• [Requirements]
A - According to the Flink SQL join thread, how does Flink SQL/Table API implement the DISTINCT keyword?
B - From the Flink SQL join thread, return word for word the stretch from "Posted by Xingcan" through "SQL/Table API part.".

• [Extracted text]
....
Re: flink sql timed-window join throw "mismatched type" AssertionError on rowtime column

Posted by Xingcan Cui <xi...@gmail.com>.
Hi Yan,

I think you could try that as a workaround. Don’t forget to follow the DataStreamWindowJoin <https://github.com/apache/flink/blob/fddedda78ad03f1141f3e32f0e0f39c2e045df0e/flink-libraries/flink-table/src/main/scala/org/apache/flink/table/plan/nodes/datastream/DataStreamWindowJoin.scala> to hold back watermarks. We’ll continue improving the SQL/Table API part.

Best,
Xingcan


> On 9 Mar 2018, at 4:08 AM, Yan Zhou [FDS Science] <yz...@coupang.com> wrote:
> 
> Hi Xingcan, Timo, 
> 
> Thanks for the information. 
> I am going to convert the result table to DataStream and follow the logic of TimeBoundedStreamInnerJoin to do the timed-window join. Should I do this? Is there any concern from performance or stability perspective?
> 
> Best
> Yan
> 
> From: Xingcan Cui <xi...@gmail.com>
> Sent: Thursday, March 8, 2018 8:21:42 AM
> To: Timo Walther
> Cc: user; Yan Zhou [FDS Science]
> Subject: Re: flink sql timed-window join throw "mismatched type" AssertionError on rowtime column
>  
> Hi Yan & Timo,
> 
> this is confirmed to be a bug and I’ve created an issue [1] for it.
> 
> I’ll explain more about this query. In Flink SQL/Table API, the DISTINCT keyword will be implemented with an aggregation, which outputs a retract stream [2]. In that situation, all the time-related fields will be materialized as if they were common fields (with the timestamp type). Currently, due to the semantics problem, the time-windowed join cannot be performed on retract streams. But you could try non-windowed join [3] after we fix this.
> 
> Best,
> Xingcan
> 
> [1] https://issues.apache.org/jira/browse/FLINK-8897 <https://issues.apache.org/jira/browse/FLINK-8897>
> [2] https://ci.apache.org/projects/flink/flink-docs-master/dev/table/streaming.html#table-to-stream-conversion <https://ci.apache.org/projects/flink/flink-docs-master/dev/table/streaming.html#table-to-stream-conversion>
> [3] https://ci.apache.org/projects/flink/flink-docs-master/dev/table/sql.html#joins <https://ci.apache.org/projects/flink/flink-docs-master/dev/table/sql.html#joins>
> 
>> On 8 Mar 2018, at 8:59 PM, Timo Walther <twalthr@apache.org <ma...@apache.org>> wrote:
>> 
>> Hi Xingcan,
>> 
>> thanks for looking into this. This definitely seems to be a bug. Maybe in the org.apache.flink.table.calcite.RelTimeIndicatorConverter. In any case we should create an issue for it.
>> 
>> Regards,
>> Timo
>> 
>> 
>> Am 3/8/18 um 7:27 AM schrieb Yan Zhou [FDS Science]:
>>> Hi Xingcan,
>>> 
>>> Thanks for your help. Attached is a sample code that can reproduce the problem.
>>> When I was writing the sample code, if I remove the `distinct` keyword in select clause, the AssertionError doesn't occur.
....
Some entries

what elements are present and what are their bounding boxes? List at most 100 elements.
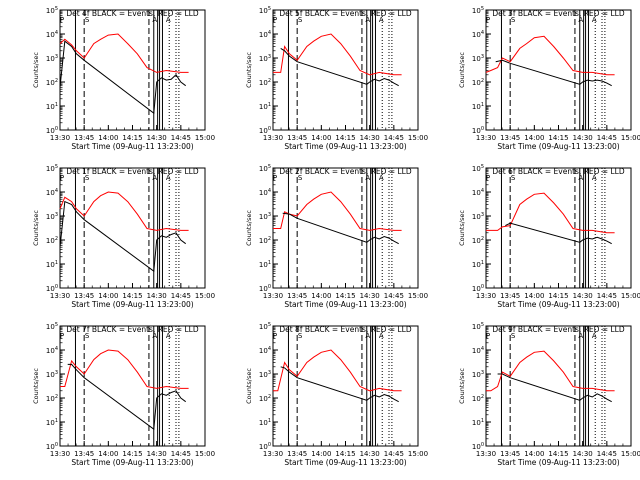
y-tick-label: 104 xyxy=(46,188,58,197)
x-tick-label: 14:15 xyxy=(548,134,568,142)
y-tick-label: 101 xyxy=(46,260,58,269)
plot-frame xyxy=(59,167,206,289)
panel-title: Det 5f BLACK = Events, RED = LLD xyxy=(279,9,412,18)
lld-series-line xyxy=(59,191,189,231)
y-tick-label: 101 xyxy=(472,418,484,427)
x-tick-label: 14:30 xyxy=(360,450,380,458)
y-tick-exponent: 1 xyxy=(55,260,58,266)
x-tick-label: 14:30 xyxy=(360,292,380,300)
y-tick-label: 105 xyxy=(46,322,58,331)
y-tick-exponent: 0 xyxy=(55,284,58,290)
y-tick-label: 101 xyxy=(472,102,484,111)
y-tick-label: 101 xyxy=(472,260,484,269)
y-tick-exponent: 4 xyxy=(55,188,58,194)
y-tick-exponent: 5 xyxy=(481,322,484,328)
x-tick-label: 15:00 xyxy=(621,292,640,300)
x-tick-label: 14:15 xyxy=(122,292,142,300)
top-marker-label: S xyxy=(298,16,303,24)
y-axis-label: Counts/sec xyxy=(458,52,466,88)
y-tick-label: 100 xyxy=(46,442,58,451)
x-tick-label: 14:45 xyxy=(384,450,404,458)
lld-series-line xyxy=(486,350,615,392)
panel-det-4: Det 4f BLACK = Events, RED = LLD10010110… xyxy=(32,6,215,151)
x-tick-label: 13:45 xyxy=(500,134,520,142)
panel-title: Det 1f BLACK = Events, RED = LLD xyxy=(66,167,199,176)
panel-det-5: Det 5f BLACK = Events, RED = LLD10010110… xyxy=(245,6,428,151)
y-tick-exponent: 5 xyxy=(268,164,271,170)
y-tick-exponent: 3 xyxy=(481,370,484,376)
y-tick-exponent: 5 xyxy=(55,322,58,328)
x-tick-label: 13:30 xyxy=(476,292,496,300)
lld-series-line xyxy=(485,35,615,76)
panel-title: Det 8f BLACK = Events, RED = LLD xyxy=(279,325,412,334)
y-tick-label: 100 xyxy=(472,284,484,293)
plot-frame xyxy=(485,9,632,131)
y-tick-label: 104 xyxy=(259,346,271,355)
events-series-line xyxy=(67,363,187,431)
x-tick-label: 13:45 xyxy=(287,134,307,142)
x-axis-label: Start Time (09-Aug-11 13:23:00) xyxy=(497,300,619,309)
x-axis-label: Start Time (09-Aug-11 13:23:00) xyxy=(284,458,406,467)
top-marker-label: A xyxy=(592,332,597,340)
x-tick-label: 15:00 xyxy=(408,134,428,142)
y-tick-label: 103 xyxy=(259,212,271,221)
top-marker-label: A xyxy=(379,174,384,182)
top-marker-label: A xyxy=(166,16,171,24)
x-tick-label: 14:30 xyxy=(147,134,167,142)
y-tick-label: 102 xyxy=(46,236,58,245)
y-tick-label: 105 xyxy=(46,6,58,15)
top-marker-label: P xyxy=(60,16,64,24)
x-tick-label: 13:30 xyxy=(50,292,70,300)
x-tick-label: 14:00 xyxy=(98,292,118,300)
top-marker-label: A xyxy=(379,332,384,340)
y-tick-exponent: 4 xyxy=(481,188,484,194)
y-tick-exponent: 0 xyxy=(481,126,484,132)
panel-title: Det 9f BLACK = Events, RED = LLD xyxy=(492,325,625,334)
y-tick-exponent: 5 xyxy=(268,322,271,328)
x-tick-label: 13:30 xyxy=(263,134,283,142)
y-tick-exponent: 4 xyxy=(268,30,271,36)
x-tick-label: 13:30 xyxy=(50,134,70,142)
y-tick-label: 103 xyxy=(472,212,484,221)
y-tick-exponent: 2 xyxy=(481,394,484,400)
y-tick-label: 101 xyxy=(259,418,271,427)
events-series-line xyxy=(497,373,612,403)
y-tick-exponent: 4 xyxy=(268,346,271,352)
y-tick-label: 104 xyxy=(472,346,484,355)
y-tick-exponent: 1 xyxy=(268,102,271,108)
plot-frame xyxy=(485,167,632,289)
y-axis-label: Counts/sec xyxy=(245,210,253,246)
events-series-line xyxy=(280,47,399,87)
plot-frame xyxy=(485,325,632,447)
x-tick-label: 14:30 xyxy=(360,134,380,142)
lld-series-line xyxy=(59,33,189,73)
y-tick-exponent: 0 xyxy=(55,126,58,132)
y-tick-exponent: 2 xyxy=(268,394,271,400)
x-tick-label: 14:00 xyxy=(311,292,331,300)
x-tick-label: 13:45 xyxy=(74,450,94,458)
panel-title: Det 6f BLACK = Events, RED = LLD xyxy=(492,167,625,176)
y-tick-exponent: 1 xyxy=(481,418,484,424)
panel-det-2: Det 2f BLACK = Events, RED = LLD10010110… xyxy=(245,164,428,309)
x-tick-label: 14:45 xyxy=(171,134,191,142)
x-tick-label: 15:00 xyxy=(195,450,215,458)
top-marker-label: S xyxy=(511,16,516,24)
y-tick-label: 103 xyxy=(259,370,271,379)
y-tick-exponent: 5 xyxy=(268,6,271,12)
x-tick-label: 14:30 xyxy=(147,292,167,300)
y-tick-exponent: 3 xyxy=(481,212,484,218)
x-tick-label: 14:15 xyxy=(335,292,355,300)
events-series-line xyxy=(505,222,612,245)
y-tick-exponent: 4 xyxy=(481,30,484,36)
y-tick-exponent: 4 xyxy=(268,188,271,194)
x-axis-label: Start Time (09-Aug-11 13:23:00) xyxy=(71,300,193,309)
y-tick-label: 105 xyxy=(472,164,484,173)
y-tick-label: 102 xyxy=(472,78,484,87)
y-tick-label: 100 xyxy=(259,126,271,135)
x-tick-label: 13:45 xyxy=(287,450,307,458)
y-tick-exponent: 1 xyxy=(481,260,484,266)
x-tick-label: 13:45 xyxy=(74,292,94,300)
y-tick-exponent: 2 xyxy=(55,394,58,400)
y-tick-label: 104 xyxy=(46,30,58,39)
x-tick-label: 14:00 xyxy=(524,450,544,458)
....
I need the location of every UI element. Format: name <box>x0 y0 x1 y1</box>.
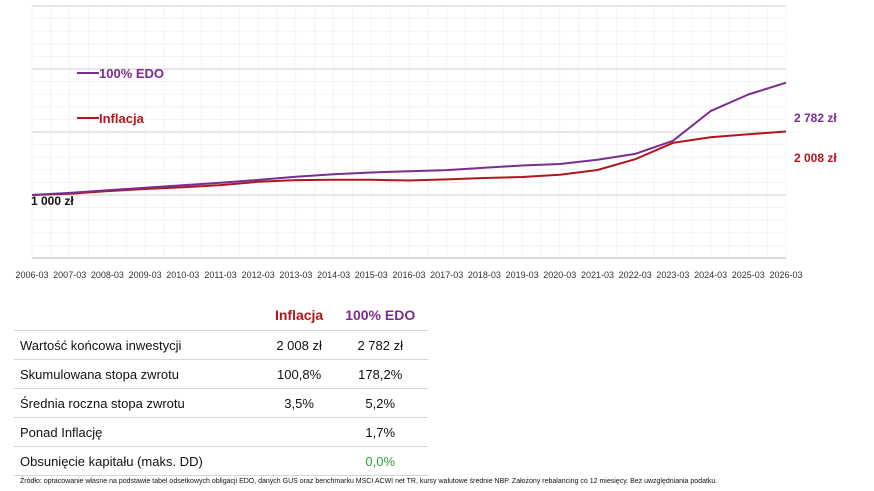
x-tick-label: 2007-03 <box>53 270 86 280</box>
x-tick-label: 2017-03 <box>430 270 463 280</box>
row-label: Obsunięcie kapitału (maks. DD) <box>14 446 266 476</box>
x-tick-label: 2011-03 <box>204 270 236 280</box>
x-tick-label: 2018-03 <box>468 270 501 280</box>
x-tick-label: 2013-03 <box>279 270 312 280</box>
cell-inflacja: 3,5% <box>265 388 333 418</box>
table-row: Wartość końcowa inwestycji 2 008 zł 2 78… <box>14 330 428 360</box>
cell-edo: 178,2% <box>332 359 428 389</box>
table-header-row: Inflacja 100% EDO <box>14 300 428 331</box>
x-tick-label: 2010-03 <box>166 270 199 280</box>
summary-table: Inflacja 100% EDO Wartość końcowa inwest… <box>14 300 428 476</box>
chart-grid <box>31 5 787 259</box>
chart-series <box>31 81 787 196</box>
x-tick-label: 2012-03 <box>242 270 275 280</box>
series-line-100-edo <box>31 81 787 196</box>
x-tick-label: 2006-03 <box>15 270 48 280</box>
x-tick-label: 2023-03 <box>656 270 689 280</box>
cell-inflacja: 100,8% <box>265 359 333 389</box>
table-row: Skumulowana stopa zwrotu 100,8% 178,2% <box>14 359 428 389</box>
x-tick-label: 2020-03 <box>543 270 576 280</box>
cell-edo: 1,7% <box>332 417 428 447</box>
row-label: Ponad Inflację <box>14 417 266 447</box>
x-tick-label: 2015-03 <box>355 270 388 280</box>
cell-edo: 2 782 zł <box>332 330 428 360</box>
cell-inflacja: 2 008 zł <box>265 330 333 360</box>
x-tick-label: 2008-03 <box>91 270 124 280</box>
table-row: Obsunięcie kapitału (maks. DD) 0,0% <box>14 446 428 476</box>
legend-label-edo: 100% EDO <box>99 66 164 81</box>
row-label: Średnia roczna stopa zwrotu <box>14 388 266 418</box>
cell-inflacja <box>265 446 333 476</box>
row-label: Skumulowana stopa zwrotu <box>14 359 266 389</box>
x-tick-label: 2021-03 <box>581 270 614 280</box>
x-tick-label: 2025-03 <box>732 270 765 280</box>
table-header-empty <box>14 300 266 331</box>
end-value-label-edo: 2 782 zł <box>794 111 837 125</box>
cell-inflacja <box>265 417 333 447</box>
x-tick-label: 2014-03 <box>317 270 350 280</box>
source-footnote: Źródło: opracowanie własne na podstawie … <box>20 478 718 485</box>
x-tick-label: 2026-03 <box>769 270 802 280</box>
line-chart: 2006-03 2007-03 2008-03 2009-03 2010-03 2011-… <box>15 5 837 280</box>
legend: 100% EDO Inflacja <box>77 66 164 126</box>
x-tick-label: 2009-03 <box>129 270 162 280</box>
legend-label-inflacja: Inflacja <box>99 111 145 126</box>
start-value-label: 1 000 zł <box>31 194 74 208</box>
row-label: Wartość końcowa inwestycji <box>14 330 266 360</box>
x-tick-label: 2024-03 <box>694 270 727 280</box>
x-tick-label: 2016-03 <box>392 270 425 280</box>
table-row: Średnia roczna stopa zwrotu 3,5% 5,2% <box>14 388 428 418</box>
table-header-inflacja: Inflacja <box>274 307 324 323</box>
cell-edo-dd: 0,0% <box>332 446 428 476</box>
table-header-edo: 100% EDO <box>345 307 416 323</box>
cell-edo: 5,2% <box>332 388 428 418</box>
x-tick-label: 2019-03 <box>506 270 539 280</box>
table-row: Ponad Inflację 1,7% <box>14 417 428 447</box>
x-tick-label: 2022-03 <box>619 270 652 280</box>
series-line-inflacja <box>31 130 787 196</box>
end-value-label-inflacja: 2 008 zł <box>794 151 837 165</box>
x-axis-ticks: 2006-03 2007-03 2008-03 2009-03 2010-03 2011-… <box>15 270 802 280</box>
....
• [Results in order]
A - With an aggregation, which outputs a retract stream.

B -
Posted by Xingcan Cui <xi...@gmail.com>.
Hi Yan,

I think you could try that as a workaround. Don’t forget to follow the DataStreamWindowJoin <https://github.com/apache/flink/blob/fddedda78ad03f1141f3e32f0e0f39c2e045df0e/flink-libraries/flink-table/src/main/scala/org/apache/flink/table/plan/nodes/datastream/DataStreamWindowJoin.scala> to hold back watermarks. We’ll continue improving the SQL/Table API part.